▶ **Exercise**
Each line below should be retyped exactly, with no pictures.

>> start Record extracts

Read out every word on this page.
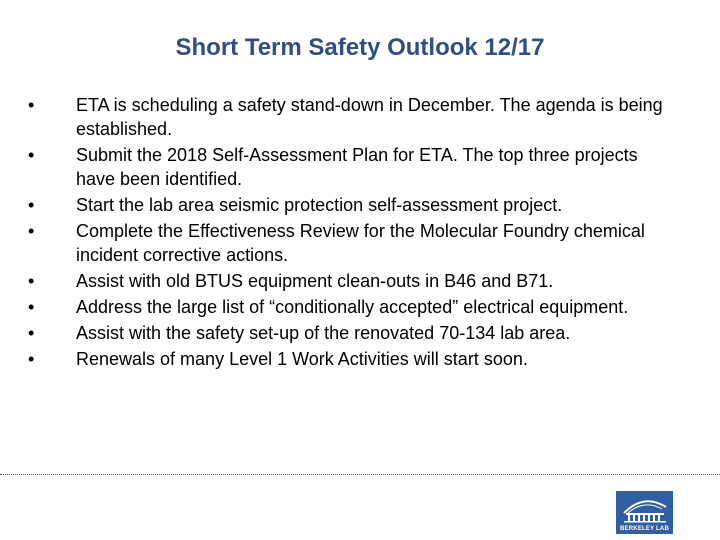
Short Term Safety Outlook 12/17
•	ETA is scheduling a safety stand-down in December. The agenda is being established.
•	Submit the 2018 Self-Assessment Plan for ETA. The top three projects have been identified.
•	Start the lab area seismic protection self-assessment project.
•	Complete the Effectiveness Review for the Molecular Foundry chemical incident corrective actions.
•	Assist with old BTUS equipment clean-outs in B46 and B71.
•	Address the large list of “conditionally accepted” electrical equipment.
•	Assist with the safety set-up of the renovated 70-134 lab area.
•	Renewals of many Level 1 Work Activities will start soon.
BERKELEY LAB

>> end Record extracts

▶ **Answer to the problem**
Read out every word on this page.
Short Term Safety Outlook 12/17
•	ETA is scheduling a safety stand-down in December. The agenda is being established.
•	Submit the 2018 Self-Assessment Plan for ETA. The top three projects have been identified.
•	Start the lab area seismic protection self-assessment project.
•	Complete the Effectiveness Review for the Molecular Foundry chemical incident corrective actions.
•	Assist with old BTUS equipment clean-outs in B46 and B71.
•	Address the large list of “conditionally accepted” electrical equipment.
•	Assist with the safety set-up of the renovated 70-134 lab area.
•	Renewals of many Level 1 Work Activities will start soon.
BERKELEY LAB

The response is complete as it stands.